-- Begin Records supplied --

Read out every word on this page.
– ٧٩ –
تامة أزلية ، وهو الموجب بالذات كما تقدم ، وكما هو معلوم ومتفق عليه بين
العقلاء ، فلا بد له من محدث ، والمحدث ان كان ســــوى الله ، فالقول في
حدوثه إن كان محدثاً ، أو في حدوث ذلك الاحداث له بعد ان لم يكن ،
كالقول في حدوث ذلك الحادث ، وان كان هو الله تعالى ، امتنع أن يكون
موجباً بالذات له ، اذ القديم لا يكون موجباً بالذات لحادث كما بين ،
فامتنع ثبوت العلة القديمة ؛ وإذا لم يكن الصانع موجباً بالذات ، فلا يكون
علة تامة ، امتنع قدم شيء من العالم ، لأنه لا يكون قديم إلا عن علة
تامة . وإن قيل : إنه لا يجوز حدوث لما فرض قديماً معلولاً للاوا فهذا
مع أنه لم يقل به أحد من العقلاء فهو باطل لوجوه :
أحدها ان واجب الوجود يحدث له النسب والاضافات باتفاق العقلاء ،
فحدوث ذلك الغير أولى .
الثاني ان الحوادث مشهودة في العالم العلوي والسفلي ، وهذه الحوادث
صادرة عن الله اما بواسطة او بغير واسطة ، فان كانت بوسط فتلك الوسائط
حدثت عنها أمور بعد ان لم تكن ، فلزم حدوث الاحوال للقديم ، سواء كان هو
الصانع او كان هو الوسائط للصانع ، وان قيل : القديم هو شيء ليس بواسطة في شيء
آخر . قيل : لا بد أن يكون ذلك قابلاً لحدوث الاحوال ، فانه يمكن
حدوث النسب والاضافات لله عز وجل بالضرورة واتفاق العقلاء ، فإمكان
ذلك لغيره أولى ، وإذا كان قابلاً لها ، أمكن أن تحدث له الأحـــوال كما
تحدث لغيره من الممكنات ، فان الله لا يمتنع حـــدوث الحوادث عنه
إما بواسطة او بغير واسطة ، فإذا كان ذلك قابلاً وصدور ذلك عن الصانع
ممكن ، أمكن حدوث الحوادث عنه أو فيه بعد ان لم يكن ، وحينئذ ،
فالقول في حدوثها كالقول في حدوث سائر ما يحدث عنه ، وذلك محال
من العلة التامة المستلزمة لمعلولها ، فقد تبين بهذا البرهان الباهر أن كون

-- End Records supplied --

▶ _What you are asked to do_: Find each line in the records holding the string "الاحوال" and show it.

▶ _Written response_:
حدثت عنها أمور بعد ان لم تكن ، فلزم حدوث الاحوال للقديم ، سواء كان هو
آخر . قيل : لا بد أن يكون ذلك قابلاً لحدوث الاحوال ، فانه يمكن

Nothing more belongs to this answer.